Charles:            Yeah. I feel like we do that too. No matter how hard you try, there’s going to be some SCO loss on either end. You can try your redirect. It’s really tough to get that right.

Isaiah:              Yeah, absolutely. I actually started in the SCO world and we still do some technical SCO, and as part of our offering. You could do all the redirects perfectly, you could do everything what you think perfectly, but you’re definitely going to take some hit when you relaunch the site and the URL structure changed. The more you can avoid it, the better.

Charles:            Totally agree. What do you see people doing on the logistics and actually fulfillment side, at that point? Once they get the order are they going out to distributors, or are they warehousing themselves, or what’s the second half of the process look like?

Isaiah:              That’s a great, great question. I think we see all over the map. Every company’s different. They all have their own different operations and I think there’s two challenges there. One, I think, some companies need to actually change their operations to better fit the new digital eCommerce world. Some companies just need to find the better solutions to accommodate what their operations are.

We see companies sometimes use third-party warehouses, like Ingram Micro. There’re some local ones in Boston, or around Massachusetts actually, but then a lot of these big distributors they have their own warehouses and I think that’s what allows them to be unique in their space. They have their own warehouses, they have their own inventory, so they can get it out quickly to customers, so they can get it out cheaper to customers. I think within the B2B space you definitely see a lot have their own warehouses.

Charles:            Ingram Micro, just for people that don’t know, they might have never heard of that.

Isaiah:              Oh, explain what that is, you’re saying?

Charles:            Yeah.

Isaiah:              It’s a warehouse. It’s a fulfillment center where they actually ship out your products for you.

Charles:            Distributor, right?

Isaiah:              Yeah. I think they have a lot of services to be honest. We just know them as a fulfillment center. That’s our relationship to them.

Charles:            They’re one of the largest period in North America. They [inaudible 00:19:22]. I forget what their mark-up is, but they are one of the large ones.

Isaiah:              Exactly. You probably know the warehouses and the fulfillment centers way better than I do. You guys do a lot of that, right?

Charles:            Yeah.

Isaiah:              We definitely see companies that out-source that, but we also see companies that just that is their value proposition is they have their own inventory and their own warehouse. It’s kind of all over the map.

The exercise ->
Write out the passage of the interview transcript starting with "Isaiah:              Yeah, absolutely." and going on through "it, the better.". The material that comes next has no connection to the interview transcript.

Items ->
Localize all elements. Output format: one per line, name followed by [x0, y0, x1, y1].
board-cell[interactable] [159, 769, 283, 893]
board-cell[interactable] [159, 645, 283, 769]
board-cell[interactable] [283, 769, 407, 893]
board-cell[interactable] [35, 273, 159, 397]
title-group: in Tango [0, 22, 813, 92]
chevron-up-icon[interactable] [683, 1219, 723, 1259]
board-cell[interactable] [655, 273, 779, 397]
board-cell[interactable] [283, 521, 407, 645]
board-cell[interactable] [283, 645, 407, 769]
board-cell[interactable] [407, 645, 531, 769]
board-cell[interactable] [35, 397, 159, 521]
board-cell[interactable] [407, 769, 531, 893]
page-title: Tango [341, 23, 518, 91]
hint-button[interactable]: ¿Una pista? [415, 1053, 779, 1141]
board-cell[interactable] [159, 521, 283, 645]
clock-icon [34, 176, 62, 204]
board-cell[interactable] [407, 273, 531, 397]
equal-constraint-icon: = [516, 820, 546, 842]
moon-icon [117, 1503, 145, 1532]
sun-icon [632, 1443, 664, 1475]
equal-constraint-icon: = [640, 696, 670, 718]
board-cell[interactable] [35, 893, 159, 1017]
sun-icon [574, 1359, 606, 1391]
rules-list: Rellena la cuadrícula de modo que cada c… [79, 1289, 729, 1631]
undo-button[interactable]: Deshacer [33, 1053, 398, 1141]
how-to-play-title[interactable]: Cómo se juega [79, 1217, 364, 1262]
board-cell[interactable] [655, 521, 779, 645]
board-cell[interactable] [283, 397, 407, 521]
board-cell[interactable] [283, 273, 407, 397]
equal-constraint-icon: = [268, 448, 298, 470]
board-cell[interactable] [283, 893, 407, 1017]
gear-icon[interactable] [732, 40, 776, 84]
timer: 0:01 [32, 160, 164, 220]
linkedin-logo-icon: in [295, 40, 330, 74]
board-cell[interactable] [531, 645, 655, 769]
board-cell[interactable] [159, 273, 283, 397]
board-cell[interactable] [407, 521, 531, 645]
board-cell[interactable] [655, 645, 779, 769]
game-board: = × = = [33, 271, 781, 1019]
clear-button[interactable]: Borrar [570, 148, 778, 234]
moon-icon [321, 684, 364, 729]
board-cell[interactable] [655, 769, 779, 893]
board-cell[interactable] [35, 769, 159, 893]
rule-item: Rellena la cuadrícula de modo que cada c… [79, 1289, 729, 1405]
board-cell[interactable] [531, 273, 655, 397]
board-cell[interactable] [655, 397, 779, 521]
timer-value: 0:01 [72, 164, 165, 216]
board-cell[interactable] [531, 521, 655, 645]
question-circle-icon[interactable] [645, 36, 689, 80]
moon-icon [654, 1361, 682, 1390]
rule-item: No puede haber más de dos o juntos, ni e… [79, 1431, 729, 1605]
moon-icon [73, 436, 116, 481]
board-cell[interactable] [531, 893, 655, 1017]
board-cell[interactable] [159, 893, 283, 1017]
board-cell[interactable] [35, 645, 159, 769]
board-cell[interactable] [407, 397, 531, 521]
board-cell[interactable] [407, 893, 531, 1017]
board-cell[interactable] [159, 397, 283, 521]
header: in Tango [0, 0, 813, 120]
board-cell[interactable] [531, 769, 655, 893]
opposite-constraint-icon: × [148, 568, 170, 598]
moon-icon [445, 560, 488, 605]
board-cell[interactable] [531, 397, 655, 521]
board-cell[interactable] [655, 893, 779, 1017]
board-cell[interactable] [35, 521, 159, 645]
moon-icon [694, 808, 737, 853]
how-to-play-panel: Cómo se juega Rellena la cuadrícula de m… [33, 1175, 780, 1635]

Complete response ->
Isaiah:              Yeah, absolutely. I actually started in the SCO world and we still do some technical SCO, and as part of our offering. You could do all the redirects perfectly, you could do everything what you think perfectly, but you’re definitely going to take some hit when you relaunch the site and the URL structure changed. The more you can avoid it, the better.